Written exercise :: Take from the listing each line that has the string "label".

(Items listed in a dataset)
________
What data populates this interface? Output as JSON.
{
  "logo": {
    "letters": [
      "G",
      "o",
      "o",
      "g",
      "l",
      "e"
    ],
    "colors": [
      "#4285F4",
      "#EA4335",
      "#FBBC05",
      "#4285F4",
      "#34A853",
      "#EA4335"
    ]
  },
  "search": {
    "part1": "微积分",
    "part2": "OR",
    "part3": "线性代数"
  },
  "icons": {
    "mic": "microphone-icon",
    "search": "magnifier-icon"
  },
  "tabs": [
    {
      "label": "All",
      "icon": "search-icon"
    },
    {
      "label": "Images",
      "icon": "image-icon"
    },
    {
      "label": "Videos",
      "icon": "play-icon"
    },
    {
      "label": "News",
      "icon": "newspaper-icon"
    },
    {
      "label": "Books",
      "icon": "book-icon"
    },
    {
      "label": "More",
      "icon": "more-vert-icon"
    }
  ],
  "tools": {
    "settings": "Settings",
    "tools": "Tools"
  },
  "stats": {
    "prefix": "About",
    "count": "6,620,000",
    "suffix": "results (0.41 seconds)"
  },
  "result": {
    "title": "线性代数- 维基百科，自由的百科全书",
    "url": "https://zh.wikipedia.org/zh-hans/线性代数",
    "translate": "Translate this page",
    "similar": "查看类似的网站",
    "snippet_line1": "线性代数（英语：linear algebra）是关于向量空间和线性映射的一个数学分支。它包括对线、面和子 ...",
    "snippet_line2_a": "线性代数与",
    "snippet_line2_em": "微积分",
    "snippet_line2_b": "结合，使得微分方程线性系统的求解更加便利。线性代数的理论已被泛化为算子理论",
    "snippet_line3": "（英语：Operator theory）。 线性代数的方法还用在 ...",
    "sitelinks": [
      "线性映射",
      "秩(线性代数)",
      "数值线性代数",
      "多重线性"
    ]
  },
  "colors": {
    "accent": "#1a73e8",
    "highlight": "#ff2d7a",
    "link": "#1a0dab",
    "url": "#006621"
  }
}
________
Exercise answer ::
      "label": "All",
      "label": "Images",
      "label": "Videos",
      "label": "News",
      "label": "Books",
      "label": "More",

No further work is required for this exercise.